--- start of Given text ---

It also includes youths who have a primary nighttime residence that is a public or private place not designed for, or ordinarily used as, a regular sleeping accommodation, or youths living in cars, parks, public spaces, abandoned buildings, substandard housing, bus stations or similar settings.

But the good news is these students don't appear to be neglected by their districts or communities.

The districts surveyed indicated they had internal programs to help, and most said their communities have a number of organizations that can provide assistance and allow individuals to help.

ThisWeek has selected four communities and their organizations to highlight some of these local efforts.

Gahanna's community resources abound

Gahanna has several community organizations that help support homeless students in the Gahanna-Jefferson Public School District.

Judy Hengstebeck, communications coordinator for Gahanna-Jefferson, said one of them is the Gahanna-Jefferson Education Foundation, which provides a list of resources for parents and staff to help all children in need.

President Sharon Tomko said the foundation also helps students who don't have stable homes through the Harvey Mast Care for Kids Fund and the Mechwart-Butts Scholarship.

The special fund helps students with personal needs, Tomko said.

"A staff person, typically a teacher or counselor, will reach out to us regarding a student with personal needs like coats, clothing and shoes," she said. "We are able to give the teacher/counselor a gift card to purchase the needed items.

"We have also helped homeless students who reside in shelters and homes outside of Gahanna by purchasing a bus pass so they are able to get to school and work."

The scholarship is for students who are in foster care or those who come from fragile family backgrounds, Tomko said.

--- end of Given text ---
--- start of Collected material ---

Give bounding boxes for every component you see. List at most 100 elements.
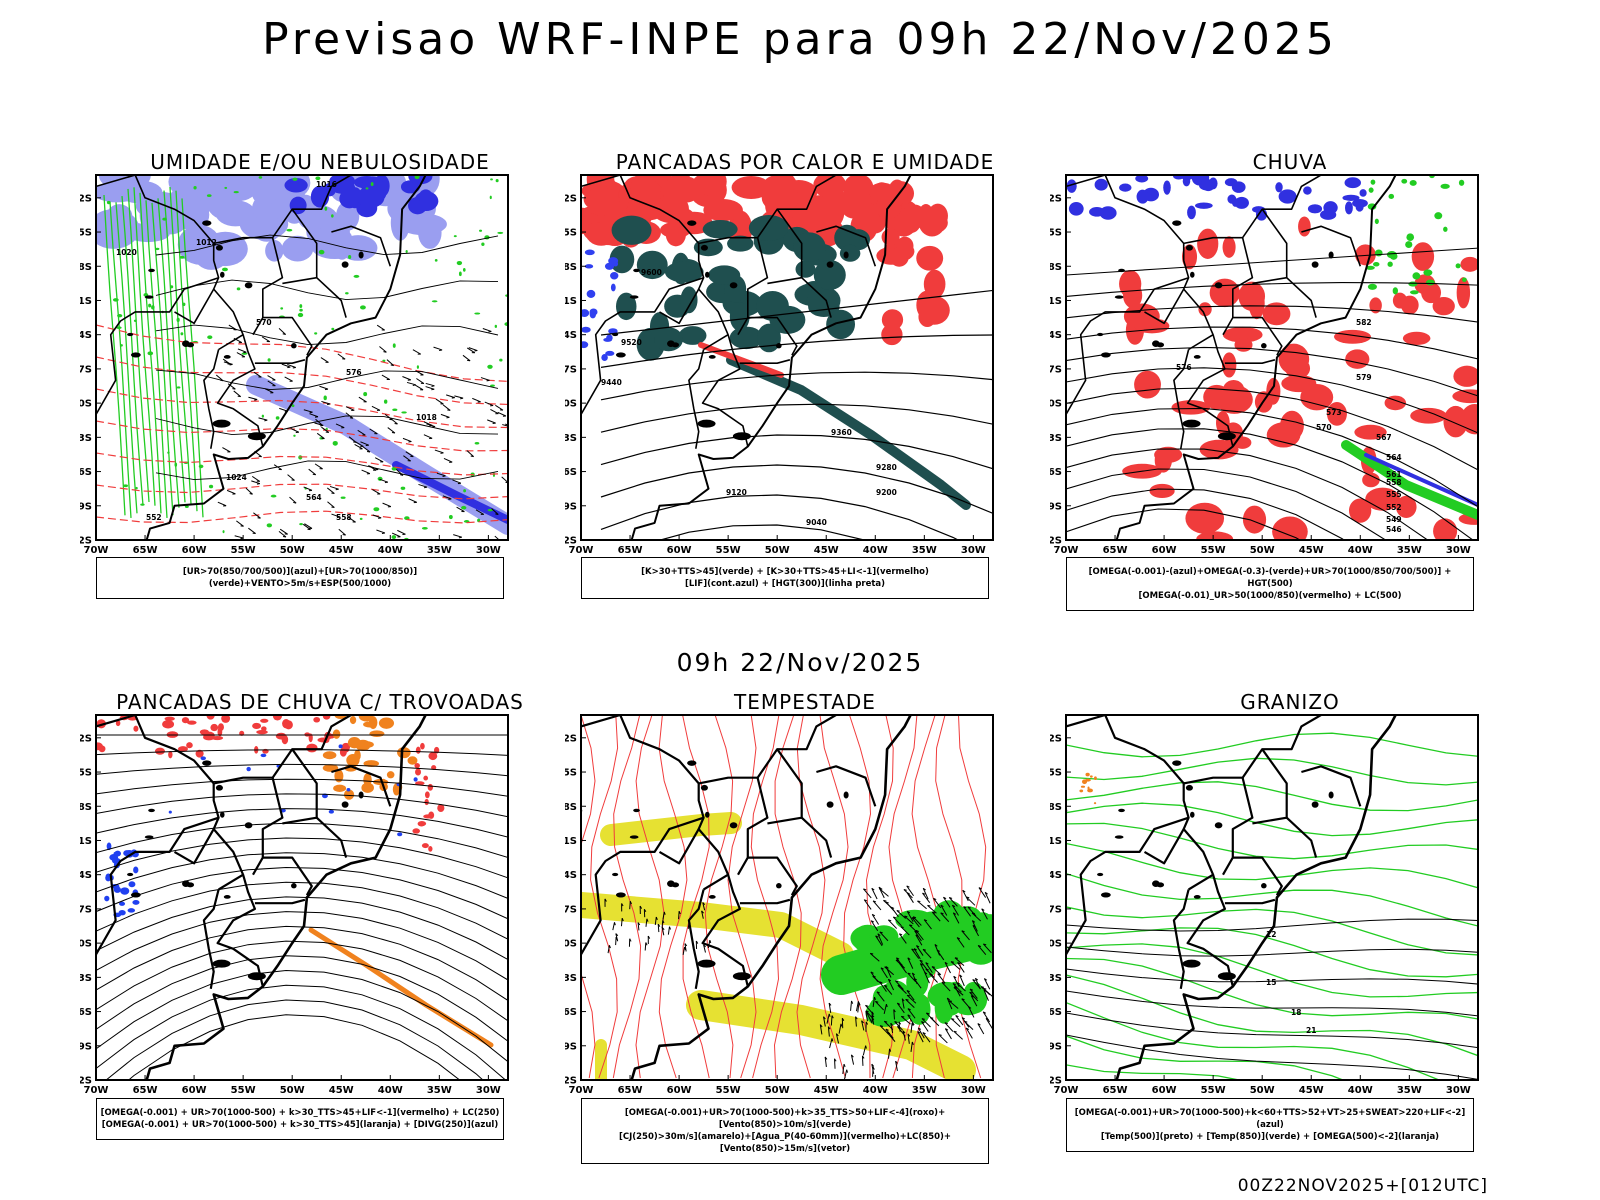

--- end of Collected material ---

■ **Set task**: Rewrite the passage on support for homeless students, starting with "President Sharon Tomko" and going on through "the needed items.", with "everyday needs" in place of "personal needs".

■ **Exercise result**:
President Sharon Tomko said the foundation also helps students who don't have stable homes through the Harvey Mast Care for Kids Fund and the Mechwart-Butts Scholarship.

The special fund helps students with everyday needs, Tomko said.

"A staff person, typically a teacher or counselor, will reach out to us regarding a student with everyday needs like coats, clothing and shoes," she said. "We are able to give the teacher/counselor a gift card to purchase the needed items.